◆ LISTED ENTRIES
[BEGIN]

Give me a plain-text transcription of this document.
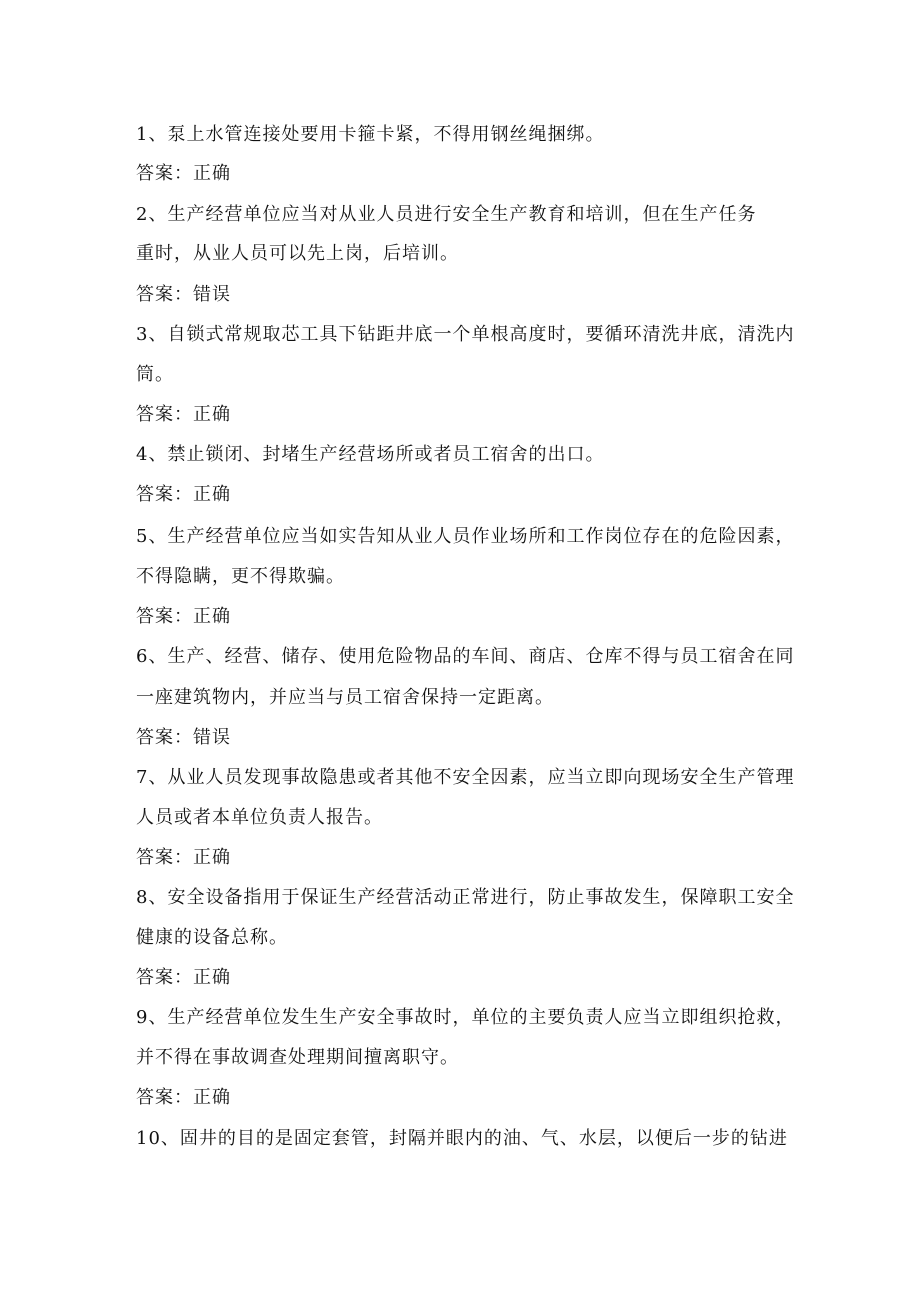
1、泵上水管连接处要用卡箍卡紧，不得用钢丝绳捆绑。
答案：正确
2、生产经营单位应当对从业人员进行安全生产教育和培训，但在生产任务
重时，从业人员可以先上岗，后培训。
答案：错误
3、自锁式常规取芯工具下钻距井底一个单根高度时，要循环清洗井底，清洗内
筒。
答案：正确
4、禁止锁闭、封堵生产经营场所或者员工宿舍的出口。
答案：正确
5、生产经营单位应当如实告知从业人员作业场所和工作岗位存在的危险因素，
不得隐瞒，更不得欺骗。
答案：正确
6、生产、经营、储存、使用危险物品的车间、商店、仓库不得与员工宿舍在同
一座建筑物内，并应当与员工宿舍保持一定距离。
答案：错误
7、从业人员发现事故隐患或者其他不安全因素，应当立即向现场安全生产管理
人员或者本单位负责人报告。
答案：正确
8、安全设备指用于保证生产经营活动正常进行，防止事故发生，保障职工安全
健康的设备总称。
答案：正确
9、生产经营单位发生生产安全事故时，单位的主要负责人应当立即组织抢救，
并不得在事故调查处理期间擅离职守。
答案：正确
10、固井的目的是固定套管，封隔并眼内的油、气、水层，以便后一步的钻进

[END]

◆ WHAT TO DO
Write the entries above out again exactly, but not the pictures.

◆ EXERCISE ANSWER
Give me a plain-text transcription of this document.
1、泵上水管连接处要用卡箍卡紧，不得用钢丝绳捆绑。
答案：正确
2、生产经营单位应当对从业人员进行安全生产教育和培训，但在生产任务
重时，从业人员可以先上岗，后培训。
答案：错误
3、自锁式常规取芯工具下钻距井底一个单根高度时，要循环清洗井底，清洗内
筒。
答案：正确
4、禁止锁闭、封堵生产经营场所或者员工宿舍的出口。
答案：正确
5、生产经营单位应当如实告知从业人员作业场所和工作岗位存在的危险因素，
不得隐瞒，更不得欺骗。
答案：正确
6、生产、经营、储存、使用危险物品的车间、商店、仓库不得与员工宿舍在同
一座建筑物内，并应当与员工宿舍保持一定距离。
答案：错误
7、从业人员发现事故隐患或者其他不安全因素，应当立即向现场安全生产管理
人员或者本单位负责人报告。
答案：正确
8、安全设备指用于保证生产经营活动正常进行，防止事故发生，保障职工安全
健康的设备总称。
答案：正确
9、生产经营单位发生生产安全事故时，单位的主要负责人应当立即组织抢救，
并不得在事故调查处理期间擅离职守。
答案：正确
10、固井的目的是固定套管，封隔并眼内的油、气、水层，以便后一步的钻进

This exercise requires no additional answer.